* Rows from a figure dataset
┌──

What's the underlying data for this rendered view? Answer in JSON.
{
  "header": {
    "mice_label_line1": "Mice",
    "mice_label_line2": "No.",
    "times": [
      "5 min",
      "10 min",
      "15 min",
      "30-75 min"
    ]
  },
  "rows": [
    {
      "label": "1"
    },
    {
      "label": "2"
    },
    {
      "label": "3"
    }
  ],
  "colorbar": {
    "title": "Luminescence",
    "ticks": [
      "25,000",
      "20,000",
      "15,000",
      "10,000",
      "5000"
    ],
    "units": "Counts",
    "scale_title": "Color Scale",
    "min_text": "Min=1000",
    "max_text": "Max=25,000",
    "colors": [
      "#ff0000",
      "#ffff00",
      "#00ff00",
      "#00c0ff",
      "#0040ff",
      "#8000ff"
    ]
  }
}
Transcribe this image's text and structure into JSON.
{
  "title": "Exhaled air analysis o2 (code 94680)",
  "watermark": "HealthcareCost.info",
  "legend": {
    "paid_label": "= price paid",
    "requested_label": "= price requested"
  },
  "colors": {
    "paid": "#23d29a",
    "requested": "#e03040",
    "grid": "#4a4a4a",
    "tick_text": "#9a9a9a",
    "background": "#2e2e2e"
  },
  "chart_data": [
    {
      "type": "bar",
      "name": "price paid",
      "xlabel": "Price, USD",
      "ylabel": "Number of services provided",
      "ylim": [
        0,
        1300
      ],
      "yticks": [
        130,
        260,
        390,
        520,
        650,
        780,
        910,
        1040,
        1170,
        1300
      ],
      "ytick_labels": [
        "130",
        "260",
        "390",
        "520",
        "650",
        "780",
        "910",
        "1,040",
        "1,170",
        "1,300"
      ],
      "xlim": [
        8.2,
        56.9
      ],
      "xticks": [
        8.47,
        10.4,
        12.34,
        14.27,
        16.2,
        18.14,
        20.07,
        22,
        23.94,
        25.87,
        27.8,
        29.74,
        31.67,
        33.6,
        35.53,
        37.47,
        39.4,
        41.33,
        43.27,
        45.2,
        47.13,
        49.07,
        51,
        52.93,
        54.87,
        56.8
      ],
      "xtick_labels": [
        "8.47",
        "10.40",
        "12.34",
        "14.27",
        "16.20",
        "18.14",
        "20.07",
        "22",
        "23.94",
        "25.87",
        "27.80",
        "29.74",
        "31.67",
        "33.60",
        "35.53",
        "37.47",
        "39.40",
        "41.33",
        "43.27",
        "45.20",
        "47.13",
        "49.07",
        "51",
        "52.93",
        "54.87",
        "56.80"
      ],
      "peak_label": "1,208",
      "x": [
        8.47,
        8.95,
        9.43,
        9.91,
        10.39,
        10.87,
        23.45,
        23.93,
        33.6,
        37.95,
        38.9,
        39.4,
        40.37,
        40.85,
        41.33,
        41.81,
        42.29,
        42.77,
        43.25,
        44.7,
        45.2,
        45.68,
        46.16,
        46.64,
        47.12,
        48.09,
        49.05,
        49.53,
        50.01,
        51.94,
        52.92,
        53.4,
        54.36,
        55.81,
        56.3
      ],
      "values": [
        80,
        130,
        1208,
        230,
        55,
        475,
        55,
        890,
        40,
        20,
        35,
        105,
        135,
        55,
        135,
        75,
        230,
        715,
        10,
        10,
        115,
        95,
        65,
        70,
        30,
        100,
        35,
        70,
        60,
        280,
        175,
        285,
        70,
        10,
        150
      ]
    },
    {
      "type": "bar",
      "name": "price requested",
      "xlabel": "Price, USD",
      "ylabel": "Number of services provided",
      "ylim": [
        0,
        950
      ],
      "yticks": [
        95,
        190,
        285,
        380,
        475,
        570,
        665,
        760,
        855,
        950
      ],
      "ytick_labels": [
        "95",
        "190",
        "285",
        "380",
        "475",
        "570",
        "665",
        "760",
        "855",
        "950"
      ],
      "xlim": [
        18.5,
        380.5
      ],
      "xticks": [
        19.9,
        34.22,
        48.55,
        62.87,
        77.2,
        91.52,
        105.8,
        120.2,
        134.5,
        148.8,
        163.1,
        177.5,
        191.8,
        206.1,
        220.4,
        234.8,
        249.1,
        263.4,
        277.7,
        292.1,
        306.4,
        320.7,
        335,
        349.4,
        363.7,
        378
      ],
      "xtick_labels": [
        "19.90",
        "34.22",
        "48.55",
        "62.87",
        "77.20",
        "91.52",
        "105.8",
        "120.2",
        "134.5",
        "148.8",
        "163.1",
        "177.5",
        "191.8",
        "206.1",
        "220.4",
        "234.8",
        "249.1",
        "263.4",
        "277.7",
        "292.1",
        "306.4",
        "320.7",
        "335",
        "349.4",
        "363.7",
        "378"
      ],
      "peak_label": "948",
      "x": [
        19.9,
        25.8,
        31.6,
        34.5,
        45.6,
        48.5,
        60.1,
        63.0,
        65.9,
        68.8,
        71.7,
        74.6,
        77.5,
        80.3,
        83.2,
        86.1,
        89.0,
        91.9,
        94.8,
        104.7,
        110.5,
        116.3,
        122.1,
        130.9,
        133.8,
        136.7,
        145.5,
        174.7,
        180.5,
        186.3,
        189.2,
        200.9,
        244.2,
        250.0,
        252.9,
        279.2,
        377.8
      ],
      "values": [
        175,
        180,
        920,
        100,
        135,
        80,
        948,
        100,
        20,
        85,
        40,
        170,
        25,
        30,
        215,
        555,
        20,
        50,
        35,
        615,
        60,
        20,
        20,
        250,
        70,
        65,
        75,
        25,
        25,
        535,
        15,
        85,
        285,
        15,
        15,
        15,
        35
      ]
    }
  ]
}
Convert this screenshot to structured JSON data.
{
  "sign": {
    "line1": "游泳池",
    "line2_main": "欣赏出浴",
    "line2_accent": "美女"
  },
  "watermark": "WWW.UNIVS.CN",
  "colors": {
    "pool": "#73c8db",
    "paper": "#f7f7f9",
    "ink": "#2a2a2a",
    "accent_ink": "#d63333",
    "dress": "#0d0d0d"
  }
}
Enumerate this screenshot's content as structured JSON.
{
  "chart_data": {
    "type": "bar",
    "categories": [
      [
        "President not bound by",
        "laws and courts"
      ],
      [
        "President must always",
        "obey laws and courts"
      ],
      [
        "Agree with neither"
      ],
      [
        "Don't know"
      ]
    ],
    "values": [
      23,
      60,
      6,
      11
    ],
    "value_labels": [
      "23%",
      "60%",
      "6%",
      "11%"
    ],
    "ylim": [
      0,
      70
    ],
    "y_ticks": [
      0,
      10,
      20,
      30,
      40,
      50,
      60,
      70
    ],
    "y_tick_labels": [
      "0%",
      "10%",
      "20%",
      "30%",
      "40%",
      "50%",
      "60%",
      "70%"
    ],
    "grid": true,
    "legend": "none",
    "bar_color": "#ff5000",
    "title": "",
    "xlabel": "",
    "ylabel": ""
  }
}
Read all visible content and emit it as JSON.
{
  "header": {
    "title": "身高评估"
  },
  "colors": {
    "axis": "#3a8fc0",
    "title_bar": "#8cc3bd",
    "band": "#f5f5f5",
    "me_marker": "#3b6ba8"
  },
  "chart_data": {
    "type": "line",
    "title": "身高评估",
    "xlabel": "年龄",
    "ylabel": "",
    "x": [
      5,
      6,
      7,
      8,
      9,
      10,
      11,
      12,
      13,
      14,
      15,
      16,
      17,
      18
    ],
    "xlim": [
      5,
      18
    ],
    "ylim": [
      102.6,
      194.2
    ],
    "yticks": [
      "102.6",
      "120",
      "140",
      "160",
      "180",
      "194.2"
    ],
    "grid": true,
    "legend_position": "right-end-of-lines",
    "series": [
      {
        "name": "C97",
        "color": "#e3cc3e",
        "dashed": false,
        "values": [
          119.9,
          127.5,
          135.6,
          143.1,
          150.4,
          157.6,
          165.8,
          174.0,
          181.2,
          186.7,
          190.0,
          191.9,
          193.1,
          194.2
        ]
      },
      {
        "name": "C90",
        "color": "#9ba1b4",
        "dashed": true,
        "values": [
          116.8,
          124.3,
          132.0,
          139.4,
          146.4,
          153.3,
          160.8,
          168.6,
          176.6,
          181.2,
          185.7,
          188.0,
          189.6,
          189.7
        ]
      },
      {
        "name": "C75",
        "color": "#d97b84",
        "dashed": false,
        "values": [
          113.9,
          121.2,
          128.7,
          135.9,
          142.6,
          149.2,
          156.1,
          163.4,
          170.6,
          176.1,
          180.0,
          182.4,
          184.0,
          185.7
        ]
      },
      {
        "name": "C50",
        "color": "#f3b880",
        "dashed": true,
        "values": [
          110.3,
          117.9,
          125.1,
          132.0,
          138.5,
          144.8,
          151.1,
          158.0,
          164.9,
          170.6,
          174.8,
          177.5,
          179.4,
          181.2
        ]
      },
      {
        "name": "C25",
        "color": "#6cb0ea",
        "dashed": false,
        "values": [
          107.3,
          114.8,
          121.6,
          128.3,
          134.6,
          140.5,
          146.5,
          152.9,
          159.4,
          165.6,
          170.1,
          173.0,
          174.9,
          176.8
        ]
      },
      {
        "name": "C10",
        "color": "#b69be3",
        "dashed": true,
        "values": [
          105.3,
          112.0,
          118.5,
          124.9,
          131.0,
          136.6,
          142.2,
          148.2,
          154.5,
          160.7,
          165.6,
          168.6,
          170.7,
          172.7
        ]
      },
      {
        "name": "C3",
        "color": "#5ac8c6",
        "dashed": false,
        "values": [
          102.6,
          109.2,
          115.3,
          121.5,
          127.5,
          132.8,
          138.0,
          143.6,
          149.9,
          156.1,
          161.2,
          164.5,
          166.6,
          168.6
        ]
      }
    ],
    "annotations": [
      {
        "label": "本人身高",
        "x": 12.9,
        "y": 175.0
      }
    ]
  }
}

└──

* SHORT EXERCISE
All lines that include "structured" are to be gathered and copied.

* RESULT FOR THIS EXERCISE
Convert this screenshot to structured JSON data.
Enumerate this screenshot's content as structured JSON.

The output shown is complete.